● **Given records**:
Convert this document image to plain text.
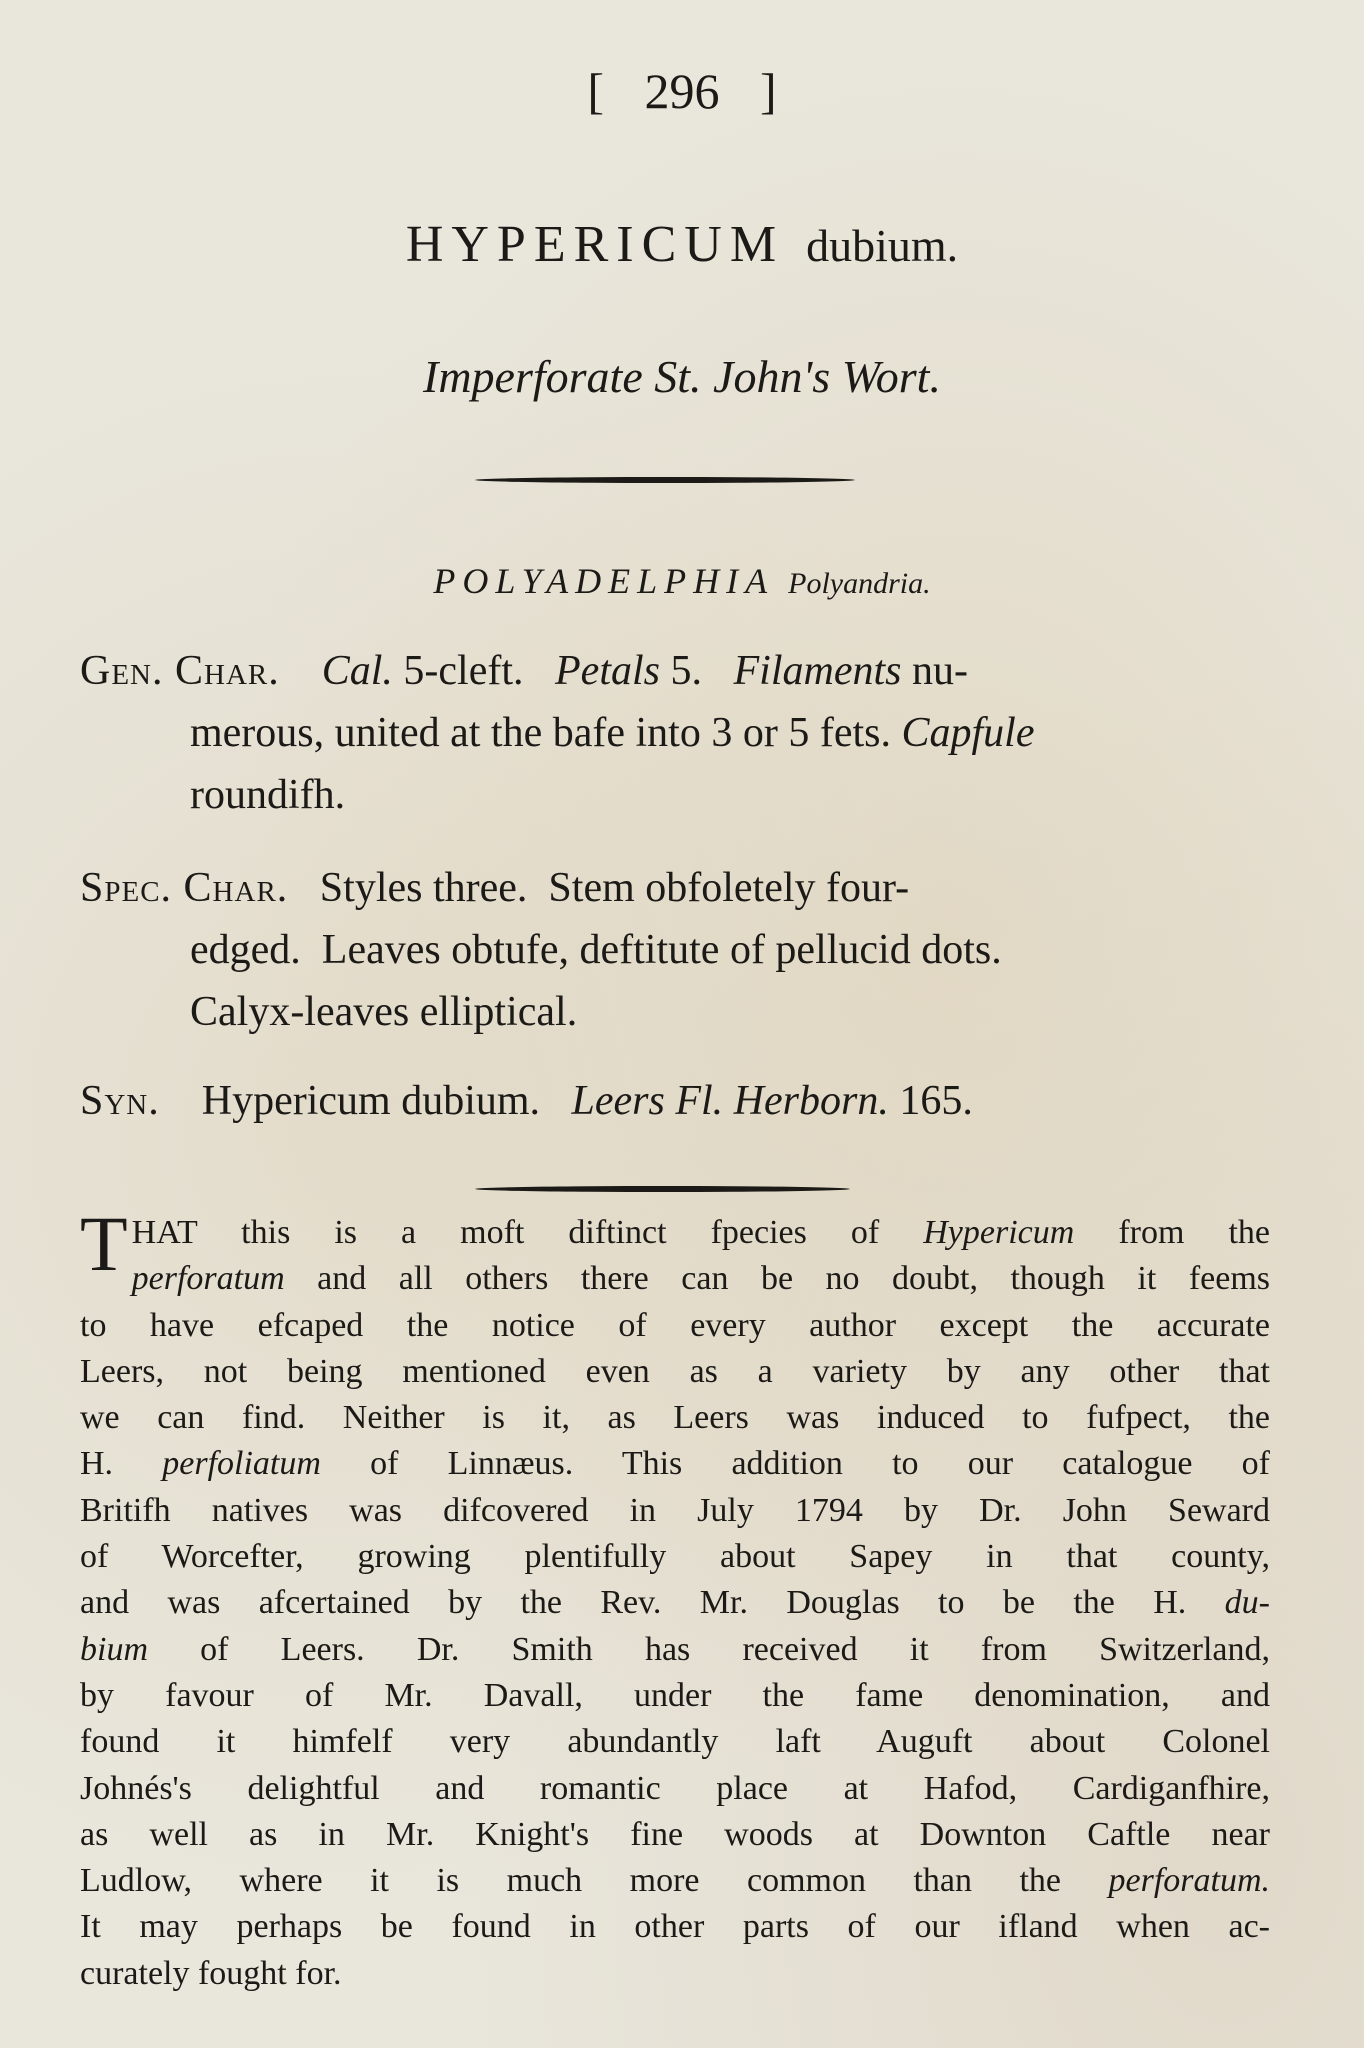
[ 296 ]
HYPERICUM dubium.
Imperforate St. John's Wort.
POLYADELPHIA Polyandria.
Gen. Char. Cal. 5-cleft.   Petals 5.   Filaments nu-
merous, united at the bafe into 3 or 5 fets. Capfule
roundifh.
Spec. Char. Styles three.  Stem obfoletely four-
edged.  Leaves obtufe, deftitute of pellucid dots.
Calyx-leaves elliptical.
Syn. Hypericum dubium. Leers Fl. Herborn. 165.
T HAT this is a moft diftinct fpecies of Hypericum from the
perforatum and all others there can be no doubt, though it feems
to have efcaped the notice of every author except the accurate
Leers, not being mentioned even as a variety by any other that
we can find. Neither is it, as Leers was induced to fufpect, the
H. perfoliatum of Linnæus. This addition to our catalogue of
Britifh natives was difcovered in July 1794 by Dr. John Seward
of Worcefter, growing plentifully about Sapey in that county,
and was afcertained by the Rev. Mr. Douglas to be the H. du-
bium of Leers. Dr. Smith has received it from Switzerland,
by favour of Mr. Davall, under the fame denomination, and
found it himfelf very abundantly laft Auguft about Colonel
Johnés's delightful and romantic place at Hafod, Cardiganfhire,
as well as in Mr. Knight's fine woods at Downton Caftle near
Ludlow, where it is much more common than the perforatum.
It may perhaps be found in other parts of our ifland when ac-
curately fought for.
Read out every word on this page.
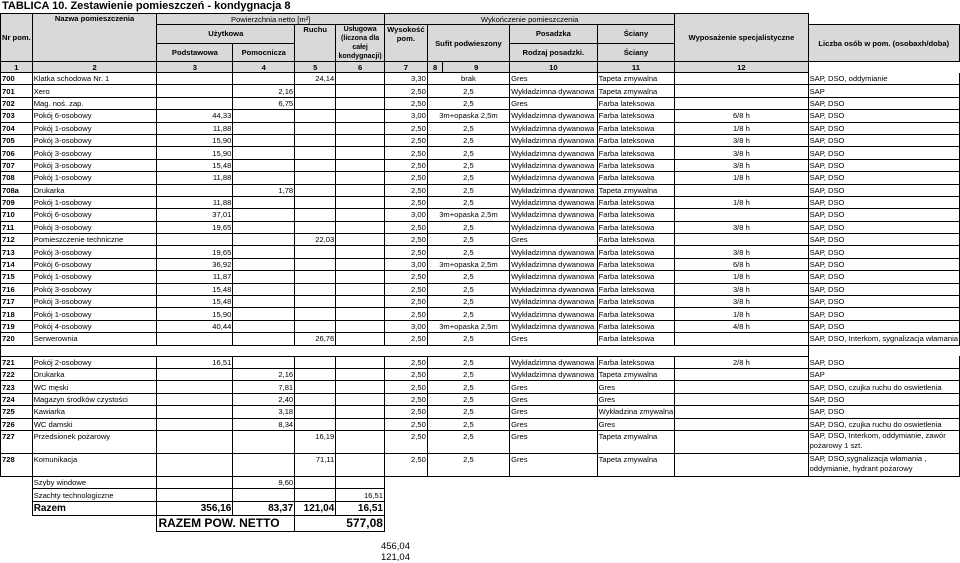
TABLICA 10. Zestawienie pomieszczeń - kondygnacja 8
Nr pom.	Nazwa pomieszczenia	Powierzchnia netto [m²]				Wykończenie pomieszczenia					Wyposażenie specjalistyczne	
		Użytkowa		Ruchu	Usługowa (liczona dla całej kondygnacji)	Wysokość pom.	Sufit podwieszony		Posadzka	Ściany		Liczba osób w pom. (osobaxh/doba)
		Podstawowa	Pomocnicza						Rodzaj posadzki.	Ściany		
1	2	3	4	5	6	7	8	9	10	11	12	
700	Klatka schodowa Nr. 1			24,14		3,30	brak		Gres	Tapeta zmywalna		SAP, DSO, oddymianie
701	Xero		2,16			2,50	2,5		Wykładzimna dywanowa	Tapeta zmywalna		SAP
702	Mag. noś. zap.		6,75			2,50	2,5		Gres	Farba lateksowa		SAP, DSO
703	Pokój 6-osobowy	44,33				3,00	3m+opaska 2,5m		Wykładzimna dywanowa	Farba lateksowa	6/8 h	SAP, DSO
704	Pokój 1-osobowy	11,88				2,50	2,5		Wykładzimna dywanowa	Farba lateksowa	1/8 h	SAP, DSO
705	Pokój 3-osobowy	15,90				2,50	2,5		Wykładzimna dywanowa	Farba lateksowa	3/8 h	SAP, DSO
706	Pokój 3-osobowy	15,90				2,50	2,5		Wykładzimna dywanowa	Farba lateksowa	3/8 h	SAP, DSO
707	Pokój 3-osobowy	15,48				2,50	2,5		Wykładzimna dywanowa	Farba lateksowa	3/8 h	SAP, DSO
708	Pokój 1-osobowy	11,88				2,50	2,5		Wykładzimna dywanowa	Farba lateksowa	1/8 h	SAP, DSO
708a	Drukarka		1,78			2,50	2,5		Wykładzimna dywanowa	Tapeta zmywalna		SAP, DSO
709	Pokój 1-osobowy	11,88				2,50	2,5		Wykładzimna dywanowa	Farba lateksowa	1/8 h	SAP, DSO
710	Pokój 6-osobowy	37,01				3,00	3m+opaska 2,5m		Wykładzimna dywanowa	Farba lateksowa		SAP, DSO
711	Pokój 3-osobowy	19,65				2,50	2,5		Wykładzimna dywanowa	Farba lateksowa	3/8 h	SAP, DSO
712	Pomieszczenie techniczne			22,03		2,50	2,5		Gres	Farba lateksowa		SAP, DSO
713	Pokój 3-osobowy	19,65				2,50	2,5		Wykładzimna dywanowa	Farba lateksowa	3/8 h	SAP, DSO
714	Pokój 6-osobowy	36,92				3,00	3m+opaska 2,5m		Wykładzimna dywanowa	Farba lateksowa	6/8 h	SAP, DSO
715	Pokój 1-osobowy	11,87				2,50	2,5		Wykładzimna dywanowa	Farba lateksowa	1/8 h	SAP, DSO
716	Pokój 3-osobowy	15,48				2,50	2,5		Wykładzimna dywanowa	Farba lateksowa	3/8 h	SAP, DSO
717	Pokój 3-osobowy	15,48				2,50	2,5		Wykładzimna dywanowa	Farba lateksowa	3/8 h	SAP, DSO
718	Pokój 1-osobowy	15,90				2,50	2,5		Wykładzimna dywanowa	Farba lateksowa	1/8 h	SAP, DSO
719	Pokój 4-osobowy	40,44				3,00	3m+opaska 2,5m		Wykładzimna dywanowa	Farba lateksowa	4/8 h	SAP, DSO
720	Serwerownia			26,76		2,50	2,5		Gres	Farba lateksowa		SAP, DSO, Interkom, sygnalizacja włamania

721	Pokój 2-osobowy	16,51				2,50	2,5		Wykładzimna dywanowa	Farba lateksowa	2/8 h	SAP, DSO
722	Drukarka		2,16			2,50	2,5		Wykładzimna dywanowa	Tapeta zmywalna		SAP
723	WC męski		7,81			2,50	2,5		Gres	Gres		SAP, DSO, czujka ruchu do oswietlenia
724	Magazyn środków czystości		2,40			2,50	2,5		Gres	Gres		SAP, DSO
725	Kawiarka		3,18			2,50	2,5		Gres	Wykładzina zmywalna		SAP, DSO
726	WC damski		8,34			2,50	2,5		Gres	Gres		SAP, DSO, czujka ruchu do oswietlenia
727	Przedsionek pożarowy			16,19		2,50	2,5		Gres	Tapeta zmywalna		SAP, DSO, Interkom, oddymianie, zawór pożarowy 1 szt.
728	Komunikacja			71,11		2,50	2,5		Gres	Tapeta zmywalna		SAP, DSO,sygnalizacja włamania , oddymianie, hydrant pożarowy
	Szyby windowe		9,60									
	Szachty technologiczne				16,51							
	Razem	356,16	83,37	121,04	16,51							
		RAZEM POW. NETTO		577,08								
456,04
121,04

● **What you need to do**:
Copy out the lines that hold "Gres".

● **Response to the task**:
700	Klatka schodowa Nr. 1			24,14		3,30	brak		Gres	Tapeta zmywalna		SAP, DSO, oddymianie
702	Mag. noś. zap.		6,75			2,50	2,5		Gres	Farba lateksowa		SAP, DSO
712	Pomieszczenie techniczne			22,03		2,50	2,5		Gres	Farba lateksowa		SAP, DSO
720	Serwerownia			26,76		2,50	2,5		Gres	Farba lateksowa		SAP, DSO, Interkom, sygnalizacja włamania
723	WC męski		7,81			2,50	2,5		Gres	Gres		SAP, DSO, czujka ruchu do oswietlenia
724	Magazyn środków czystości		2,40			2,50	2,5		Gres	Gres		SAP, DSO
725	Kawiarka		3,18			2,50	2,5		Gres	Wykładzina zmywalna		SAP, DSO
726	WC damski		8,34			2,50	2,5		Gres	Gres		SAP, DSO, czujka ruchu do oswietlenia
727	Przedsionek pożarowy			16,19		2,50	2,5		Gres	Tapeta zmywalna		SAP, DSO, Interkom, oddymianie, zawór pożarowy 1 szt.
728	Komunikacja			71,11		2,50	2,5		Gres	Tapeta zmywalna		SAP, DSO,sygnalizacja włamania , oddymianie, hydrant pożarowy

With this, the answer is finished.